* BEGIN Listed records *

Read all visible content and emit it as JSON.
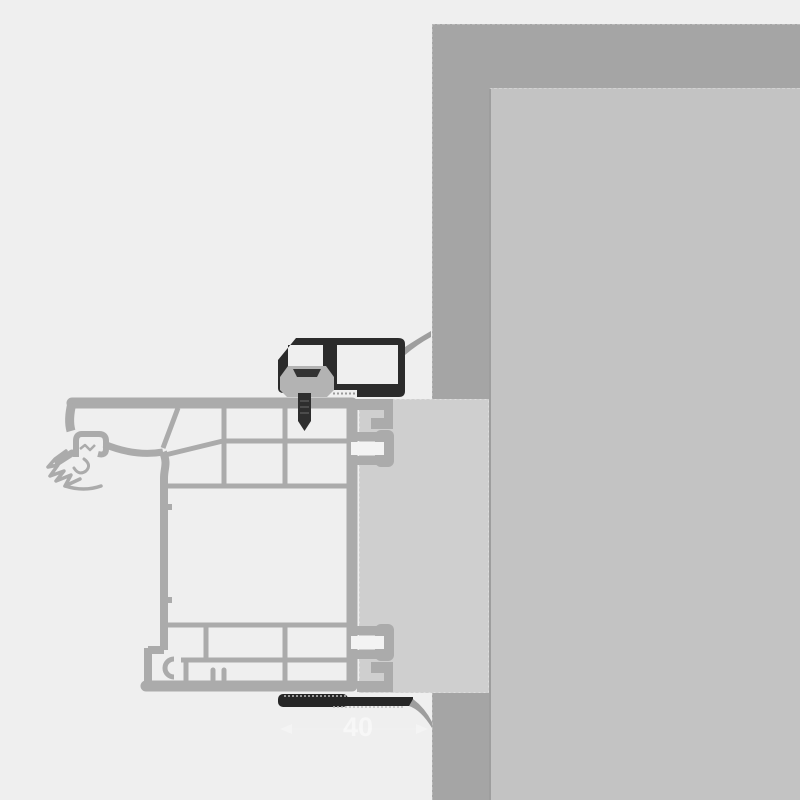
{
  "annotation": {
    "dimension_value": "40"
  },
  "colors": {
    "background": "#efefef",
    "wall_outer": "#a5a5a5",
    "wall_inner": "#c3c3c3",
    "wall_edge_line": "#9e9e9e",
    "filler_panel": "#cfcfcf",
    "profile": "#ababab",
    "trim_dark": "#2b2b2b",
    "trim_bottom_dark": "#262626",
    "clip_gray": "#b3b3b3",
    "clip_hatch": "#333333",
    "screw_dark": "#2e2e2e",
    "slot_white": "#f3f3f3",
    "swoosh_gray": "#9e9e9e",
    "tape_dash": "#9a9a9a",
    "watermark_white": "#ffffff"
  }
}
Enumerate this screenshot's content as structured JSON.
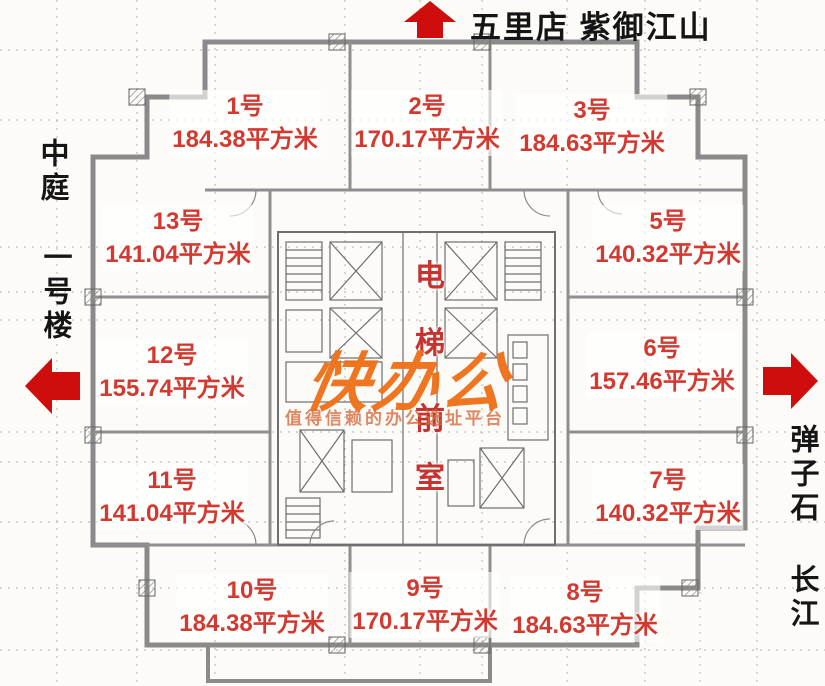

* END Listed records *

Stated task ▸ Reproduce the whole listing exactly, but not the images in it.

Result ▸
Read all visible content and emit it as JSON.
{
  "annotation": {
    "dimension_value": "40"
  },
  "colors": {
    "background": "#efefef",
    "wall_outer": "#a5a5a5",
    "wall_inner": "#c3c3c3",
    "wall_edge_line": "#9e9e9e",
    "filler_panel": "#cfcfcf",
    "profile": "#ababab",
    "trim_dark": "#2b2b2b",
    "trim_bottom_dark": "#262626",
    "clip_gray": "#b3b3b3",
    "clip_hatch": "#333333",
    "screw_dark": "#2e2e2e",
    "slot_white": "#f3f3f3",
    "swoosh_gray": "#9e9e9e",
    "tape_dash": "#9a9a9a",
    "watermark_white": "#ffffff"
  }
}
Enumerate this screenshot's content as structured JSON.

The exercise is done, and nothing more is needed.